> Instruction
Please rewrite the rows from the start through the line with "The adaptor 10 is at (195, 72).", replacing "bottom view" with "underside view" and leaving everything else unchanged.

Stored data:
--------

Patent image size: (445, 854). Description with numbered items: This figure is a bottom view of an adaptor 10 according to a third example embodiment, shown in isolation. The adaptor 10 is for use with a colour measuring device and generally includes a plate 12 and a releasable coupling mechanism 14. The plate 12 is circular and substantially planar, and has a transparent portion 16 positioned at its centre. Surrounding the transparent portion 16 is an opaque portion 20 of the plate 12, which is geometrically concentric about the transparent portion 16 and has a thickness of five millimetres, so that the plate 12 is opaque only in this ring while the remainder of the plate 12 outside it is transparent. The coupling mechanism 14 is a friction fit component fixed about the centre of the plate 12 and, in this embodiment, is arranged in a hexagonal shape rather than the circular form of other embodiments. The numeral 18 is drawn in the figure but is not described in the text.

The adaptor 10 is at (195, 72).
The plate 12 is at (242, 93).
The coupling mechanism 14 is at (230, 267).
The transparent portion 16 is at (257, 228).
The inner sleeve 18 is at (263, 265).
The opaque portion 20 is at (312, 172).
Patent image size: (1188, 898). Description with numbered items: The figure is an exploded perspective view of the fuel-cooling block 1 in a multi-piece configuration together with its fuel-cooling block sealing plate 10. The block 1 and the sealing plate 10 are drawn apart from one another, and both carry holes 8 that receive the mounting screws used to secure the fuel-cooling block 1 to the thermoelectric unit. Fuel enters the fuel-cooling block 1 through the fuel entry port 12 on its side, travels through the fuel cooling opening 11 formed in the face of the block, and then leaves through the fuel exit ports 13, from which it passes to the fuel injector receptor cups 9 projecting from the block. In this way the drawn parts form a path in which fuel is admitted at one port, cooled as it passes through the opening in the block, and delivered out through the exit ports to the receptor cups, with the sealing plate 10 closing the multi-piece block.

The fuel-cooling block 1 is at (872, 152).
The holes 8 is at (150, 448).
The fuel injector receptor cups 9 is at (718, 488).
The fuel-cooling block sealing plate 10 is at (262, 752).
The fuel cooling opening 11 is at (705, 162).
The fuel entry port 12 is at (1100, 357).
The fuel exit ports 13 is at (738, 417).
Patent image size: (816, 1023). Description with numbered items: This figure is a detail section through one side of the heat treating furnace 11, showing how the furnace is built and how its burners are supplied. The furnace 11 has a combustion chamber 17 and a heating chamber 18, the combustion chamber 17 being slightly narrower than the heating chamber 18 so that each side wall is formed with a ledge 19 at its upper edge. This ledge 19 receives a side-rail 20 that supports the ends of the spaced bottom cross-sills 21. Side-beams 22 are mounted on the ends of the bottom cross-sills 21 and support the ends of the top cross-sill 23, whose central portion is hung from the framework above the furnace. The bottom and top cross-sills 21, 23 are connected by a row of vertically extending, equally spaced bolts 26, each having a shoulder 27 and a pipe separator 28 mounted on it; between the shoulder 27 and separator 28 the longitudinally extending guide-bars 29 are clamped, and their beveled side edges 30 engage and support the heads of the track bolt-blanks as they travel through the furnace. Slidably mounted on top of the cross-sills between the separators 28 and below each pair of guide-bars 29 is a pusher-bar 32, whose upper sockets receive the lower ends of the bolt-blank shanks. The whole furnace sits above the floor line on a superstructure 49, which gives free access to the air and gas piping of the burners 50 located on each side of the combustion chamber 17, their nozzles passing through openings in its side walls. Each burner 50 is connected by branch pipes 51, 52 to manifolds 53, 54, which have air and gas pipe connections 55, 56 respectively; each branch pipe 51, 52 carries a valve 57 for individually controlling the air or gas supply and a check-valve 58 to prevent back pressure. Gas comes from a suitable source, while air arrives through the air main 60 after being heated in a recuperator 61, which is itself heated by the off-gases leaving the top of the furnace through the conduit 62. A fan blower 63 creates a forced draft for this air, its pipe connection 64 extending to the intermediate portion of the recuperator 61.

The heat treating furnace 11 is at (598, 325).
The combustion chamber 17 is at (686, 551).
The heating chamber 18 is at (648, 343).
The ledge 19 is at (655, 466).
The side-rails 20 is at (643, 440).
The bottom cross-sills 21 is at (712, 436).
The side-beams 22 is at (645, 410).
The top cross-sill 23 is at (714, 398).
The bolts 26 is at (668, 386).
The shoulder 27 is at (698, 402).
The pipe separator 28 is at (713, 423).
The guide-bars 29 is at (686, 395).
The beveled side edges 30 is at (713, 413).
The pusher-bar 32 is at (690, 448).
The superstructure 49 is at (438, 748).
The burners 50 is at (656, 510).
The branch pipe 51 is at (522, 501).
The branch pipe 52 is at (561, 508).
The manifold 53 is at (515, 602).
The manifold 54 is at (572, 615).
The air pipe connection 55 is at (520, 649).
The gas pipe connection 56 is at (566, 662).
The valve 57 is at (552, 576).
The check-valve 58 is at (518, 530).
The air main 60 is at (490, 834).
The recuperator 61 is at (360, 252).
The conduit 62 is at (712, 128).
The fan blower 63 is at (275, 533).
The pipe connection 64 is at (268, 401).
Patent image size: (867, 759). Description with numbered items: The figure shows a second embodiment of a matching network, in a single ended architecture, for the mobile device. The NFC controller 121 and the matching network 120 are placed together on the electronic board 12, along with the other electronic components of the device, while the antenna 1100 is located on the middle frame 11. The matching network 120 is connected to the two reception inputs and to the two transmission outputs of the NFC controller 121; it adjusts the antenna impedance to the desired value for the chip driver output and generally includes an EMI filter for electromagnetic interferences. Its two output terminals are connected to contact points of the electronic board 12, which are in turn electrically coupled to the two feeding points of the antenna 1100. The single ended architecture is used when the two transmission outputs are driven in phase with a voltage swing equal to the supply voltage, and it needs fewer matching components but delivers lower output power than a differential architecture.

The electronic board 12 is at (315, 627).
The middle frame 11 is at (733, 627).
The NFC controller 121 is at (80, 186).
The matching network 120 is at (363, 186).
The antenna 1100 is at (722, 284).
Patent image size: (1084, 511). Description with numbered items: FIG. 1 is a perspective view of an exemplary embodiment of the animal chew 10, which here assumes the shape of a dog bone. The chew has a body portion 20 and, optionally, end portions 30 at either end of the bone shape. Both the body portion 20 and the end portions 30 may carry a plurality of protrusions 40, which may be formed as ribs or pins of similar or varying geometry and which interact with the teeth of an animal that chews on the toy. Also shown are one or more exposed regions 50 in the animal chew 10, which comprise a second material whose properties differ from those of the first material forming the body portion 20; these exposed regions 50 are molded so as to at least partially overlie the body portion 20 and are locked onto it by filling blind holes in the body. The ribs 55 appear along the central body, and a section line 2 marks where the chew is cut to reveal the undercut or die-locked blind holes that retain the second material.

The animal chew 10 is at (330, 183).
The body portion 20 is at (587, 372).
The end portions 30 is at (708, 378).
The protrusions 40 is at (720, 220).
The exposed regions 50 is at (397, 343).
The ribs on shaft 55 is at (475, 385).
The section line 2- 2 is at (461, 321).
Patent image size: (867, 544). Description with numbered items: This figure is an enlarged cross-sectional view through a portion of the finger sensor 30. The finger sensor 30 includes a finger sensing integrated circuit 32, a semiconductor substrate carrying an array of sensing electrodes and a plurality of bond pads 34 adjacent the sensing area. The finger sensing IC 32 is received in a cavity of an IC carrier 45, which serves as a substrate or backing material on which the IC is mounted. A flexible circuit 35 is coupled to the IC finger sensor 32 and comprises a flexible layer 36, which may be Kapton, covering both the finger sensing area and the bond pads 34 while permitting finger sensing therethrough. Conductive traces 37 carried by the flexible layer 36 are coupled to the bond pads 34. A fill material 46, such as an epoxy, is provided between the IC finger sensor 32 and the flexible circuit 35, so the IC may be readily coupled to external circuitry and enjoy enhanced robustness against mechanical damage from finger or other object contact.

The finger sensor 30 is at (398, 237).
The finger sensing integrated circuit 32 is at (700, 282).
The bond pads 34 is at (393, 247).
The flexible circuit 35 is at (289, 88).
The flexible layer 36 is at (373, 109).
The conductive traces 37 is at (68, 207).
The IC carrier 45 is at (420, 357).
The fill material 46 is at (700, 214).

--------

> Response
Patent image size: (445, 854). Description with numbered items: This figure is a underside view of an adaptor 10 according to a third example embodiment, shown in isolation. The adaptor 10 is for use with a colour measuring device and generally includes a plate 12 and a releasable coupling mechanism 14. The plate 12 is circular and substantially planar, and has a transparent portion 16 positioned at its centre. Surrounding the transparent portion 16 is an opaque portion 20 of the plate 12, which is geometrically concentric about the transparent portion 16 and has a thickness of five millimetres, so that the plate 12 is opaque only in this ring while the remainder of the plate 12 outside it is transparent. The coupling mechanism 14 is a friction fit component fixed about the centre of the plate 12 and, in this embodiment, is arranged in a hexagonal shape rather than the circular form of other embodiments. The numeral 18 is drawn in the figure but is not described in the text.

The adaptor 10 is at (195, 72).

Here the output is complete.